• RECORD EXCERPTS
· · · ·

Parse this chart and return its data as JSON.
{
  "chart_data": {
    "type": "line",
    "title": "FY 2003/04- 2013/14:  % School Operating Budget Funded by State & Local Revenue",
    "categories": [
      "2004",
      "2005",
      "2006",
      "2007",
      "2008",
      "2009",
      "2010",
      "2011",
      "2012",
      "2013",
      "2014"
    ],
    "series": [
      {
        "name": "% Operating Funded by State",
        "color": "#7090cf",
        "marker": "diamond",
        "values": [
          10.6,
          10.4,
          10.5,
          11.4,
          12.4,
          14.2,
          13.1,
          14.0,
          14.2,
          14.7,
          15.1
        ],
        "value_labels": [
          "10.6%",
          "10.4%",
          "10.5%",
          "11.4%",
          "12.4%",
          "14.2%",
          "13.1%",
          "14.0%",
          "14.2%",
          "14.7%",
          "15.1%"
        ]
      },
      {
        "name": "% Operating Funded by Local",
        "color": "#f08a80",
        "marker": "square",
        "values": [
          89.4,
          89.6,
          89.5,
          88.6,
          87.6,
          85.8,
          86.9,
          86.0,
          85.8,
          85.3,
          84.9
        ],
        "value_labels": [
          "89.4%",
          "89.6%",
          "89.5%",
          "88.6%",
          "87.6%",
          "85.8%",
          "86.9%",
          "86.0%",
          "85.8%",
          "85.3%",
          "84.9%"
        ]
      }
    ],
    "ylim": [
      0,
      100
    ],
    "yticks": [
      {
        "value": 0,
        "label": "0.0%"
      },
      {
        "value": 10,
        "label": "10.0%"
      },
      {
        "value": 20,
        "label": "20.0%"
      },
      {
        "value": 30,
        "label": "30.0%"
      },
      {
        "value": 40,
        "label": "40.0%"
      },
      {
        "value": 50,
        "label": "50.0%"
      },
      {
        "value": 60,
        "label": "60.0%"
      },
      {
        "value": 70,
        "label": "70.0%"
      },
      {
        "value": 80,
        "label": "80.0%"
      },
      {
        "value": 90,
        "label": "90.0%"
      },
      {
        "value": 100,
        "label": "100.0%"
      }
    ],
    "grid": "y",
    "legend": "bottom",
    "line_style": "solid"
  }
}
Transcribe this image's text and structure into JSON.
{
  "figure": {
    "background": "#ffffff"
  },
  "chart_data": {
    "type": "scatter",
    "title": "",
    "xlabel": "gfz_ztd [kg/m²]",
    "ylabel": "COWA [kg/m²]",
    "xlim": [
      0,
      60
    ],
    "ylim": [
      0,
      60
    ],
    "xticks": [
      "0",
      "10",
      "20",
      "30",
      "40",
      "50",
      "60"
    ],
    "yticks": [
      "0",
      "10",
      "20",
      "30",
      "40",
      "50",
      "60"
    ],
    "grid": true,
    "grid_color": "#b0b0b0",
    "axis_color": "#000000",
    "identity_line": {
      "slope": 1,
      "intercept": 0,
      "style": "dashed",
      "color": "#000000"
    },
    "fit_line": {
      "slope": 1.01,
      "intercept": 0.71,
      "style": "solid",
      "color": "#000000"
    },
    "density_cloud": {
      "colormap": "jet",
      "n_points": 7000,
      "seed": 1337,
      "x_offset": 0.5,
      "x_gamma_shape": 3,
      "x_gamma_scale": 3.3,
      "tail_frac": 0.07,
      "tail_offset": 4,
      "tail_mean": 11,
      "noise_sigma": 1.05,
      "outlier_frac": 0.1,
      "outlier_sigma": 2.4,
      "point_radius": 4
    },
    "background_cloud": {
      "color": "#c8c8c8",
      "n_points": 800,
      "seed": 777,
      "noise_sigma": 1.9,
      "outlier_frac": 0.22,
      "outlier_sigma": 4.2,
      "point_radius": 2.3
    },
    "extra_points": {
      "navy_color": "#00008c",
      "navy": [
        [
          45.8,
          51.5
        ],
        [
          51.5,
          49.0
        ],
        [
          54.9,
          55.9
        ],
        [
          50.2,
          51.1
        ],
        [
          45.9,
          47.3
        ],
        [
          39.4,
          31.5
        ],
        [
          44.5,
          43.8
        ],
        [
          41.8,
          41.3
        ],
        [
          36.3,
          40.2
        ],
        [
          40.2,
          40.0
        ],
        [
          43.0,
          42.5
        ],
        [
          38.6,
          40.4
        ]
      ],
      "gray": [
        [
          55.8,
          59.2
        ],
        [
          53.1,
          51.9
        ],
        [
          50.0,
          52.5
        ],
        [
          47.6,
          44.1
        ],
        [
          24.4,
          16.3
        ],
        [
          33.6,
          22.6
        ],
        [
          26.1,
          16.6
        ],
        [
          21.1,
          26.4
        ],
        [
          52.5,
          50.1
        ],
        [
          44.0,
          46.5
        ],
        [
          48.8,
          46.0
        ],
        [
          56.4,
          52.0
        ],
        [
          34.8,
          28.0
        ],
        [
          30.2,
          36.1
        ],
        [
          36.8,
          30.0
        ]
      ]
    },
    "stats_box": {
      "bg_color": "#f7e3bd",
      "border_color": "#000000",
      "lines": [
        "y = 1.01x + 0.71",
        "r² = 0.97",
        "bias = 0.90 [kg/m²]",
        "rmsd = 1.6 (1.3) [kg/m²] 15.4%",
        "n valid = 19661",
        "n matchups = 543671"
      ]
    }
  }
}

· · · ·

• WHAT YOU WILL DO
Without omitting anything, output the entries exactly.

• COMPLETE ANSWER
Parse this chart and return its data as JSON.
{
  "chart_data": {
    "type": "line",
    "title": "FY 2003/04- 2013/14:  % School Operating Budget Funded by State & Local Revenue",
    "categories": [
      "2004",
      "2005",
      "2006",
      "2007",
      "2008",
      "2009",
      "2010",
      "2011",
      "2012",
      "2013",
      "2014"
    ],
    "series": [
      {
        "name": "% Operating Funded by State",
        "color": "#7090cf",
        "marker": "diamond",
        "values": [
          10.6,
          10.4,
          10.5,
          11.4,
          12.4,
          14.2,
          13.1,
          14.0,
          14.2,
          14.7,
          15.1
        ],
        "value_labels": [
          "10.6%",
          "10.4%",
          "10.5%",
          "11.4%",
          "12.4%",
          "14.2%",
          "13.1%",
          "14.0%",
          "14.2%",
          "14.7%",
          "15.1%"
        ]
      },
      {
        "name": "% Operating Funded by Local",
        "color": "#f08a80",
        "marker": "square",
        "values": [
          89.4,
          89.6,
          89.5,
          88.6,
          87.6,
          85.8,
          86.9,
          86.0,
          85.8,
          85.3,
          84.9
        ],
        "value_labels": [
          "89.4%",
          "89.6%",
          "89.5%",
          "88.6%",
          "87.6%",
          "85.8%",
          "86.9%",
          "86.0%",
          "85.8%",
          "85.3%",
          "84.9%"
        ]
      }
    ],
    "ylim": [
      0,
      100
    ],
    "yticks": [
      {
        "value": 0,
        "label": "0.0%"
      },
      {
        "value": 10,
        "label": "10.0%"
      },
      {
        "value": 20,
        "label": "20.0%"
      },
      {
        "value": 30,
        "label": "30.0%"
      },
      {
        "value": 40,
        "label": "40.0%"
      },
      {
        "value": 50,
        "label": "50.0%"
      },
      {
        "value": 60,
        "label": "60.0%"
      },
      {
        "value": 70,
        "label": "70.0%"
      },
      {
        "value": 80,
        "label": "80.0%"
      },
      {
        "value": 90,
        "label": "90.0%"
      },
      {
        "value": 100,
        "label": "100.0%"
      }
    ],
    "grid": "y",
    "legend": "bottom",
    "line_style": "solid"
  }
}
Transcribe this image's text and structure into JSON.
{
  "figure": {
    "background": "#ffffff"
  },
  "chart_data": {
    "type": "scatter",
    "title": "",
    "xlabel": "gfz_ztd [kg/m²]",
    "ylabel": "COWA [kg/m²]",
    "xlim": [
      0,
      60
    ],
    "ylim": [
      0,
      60
    ],
    "xticks": [
      "0",
      "10",
      "20",
      "30",
      "40",
      "50",
      "60"
    ],
    "yticks": [
      "0",
      "10",
      "20",
      "30",
      "40",
      "50",
      "60"
    ],
    "grid": true,
    "grid_color": "#b0b0b0",
    "axis_color": "#000000",
    "identity_line": {
      "slope": 1,
      "intercept": 0,
      "style": "dashed",
      "color": "#000000"
    },
    "fit_line": {
      "slope": 1.01,
      "intercept": 0.71,
      "style": "solid",
      "color": "#000000"
    },
    "density_cloud": {
      "colormap": "jet",
      "n_points": 7000,
      "seed": 1337,
      "x_offset": 0.5,
      "x_gamma_shape": 3,
      "x_gamma_scale": 3.3,
      "tail_frac": 0.07,
      "tail_offset": 4,
      "tail_mean": 11,
      "noise_sigma": 1.05,
      "outlier_frac": 0.1,
      "outlier_sigma": 2.4,
      "point_radius": 4
    },
    "background_cloud": {
      "color": "#c8c8c8",
      "n_points": 800,
      "seed": 777,
      "noise_sigma": 1.9,
      "outlier_frac": 0.22,
      "outlier_sigma": 4.2,
      "point_radius": 2.3
    },
    "extra_points": {
      "navy_color": "#00008c",
      "navy": [
        [
          45.8,
          51.5
        ],
        [
          51.5,
          49.0
        ],
        [
          54.9,
          55.9
        ],
        [
          50.2,
          51.1
        ],
        [
          45.9,
          47.3
        ],
        [
          39.4,
          31.5
        ],
        [
          44.5,
          43.8
        ],
        [
          41.8,
          41.3
        ],
        [
          36.3,
          40.2
        ],
        [
          40.2,
          40.0
        ],
        [
          43.0,
          42.5
        ],
        [
          38.6,
          40.4
        ]
      ],
      "gray": [
        [
          55.8,
          59.2
        ],
        [
          53.1,
          51.9
        ],
        [
          50.0,
          52.5
        ],
        [
          47.6,
          44.1
        ],
        [
          24.4,
          16.3
        ],
        [
          33.6,
          22.6
        ],
        [
          26.1,
          16.6
        ],
        [
          21.1,
          26.4
        ],
        [
          52.5,
          50.1
        ],
        [
          44.0,
          46.5
        ],
        [
          48.8,
          46.0
        ],
        [
          56.4,
          52.0
        ],
        [
          34.8,
          28.0
        ],
        [
          30.2,
          36.1
        ],
        [
          36.8,
          30.0
        ]
      ]
    },
    "stats_box": {
      "bg_color": "#f7e3bd",
      "border_color": "#000000",
      "lines": [
        "y = 1.01x + 0.71",
        "r² = 0.97",
        "bias = 0.90 [kg/m²]",
        "rmsd = 1.6 (1.3) [kg/m²] 15.4%",
        "n valid = 19661",
        "n matchups = 543671"
      ]
    }
  }
}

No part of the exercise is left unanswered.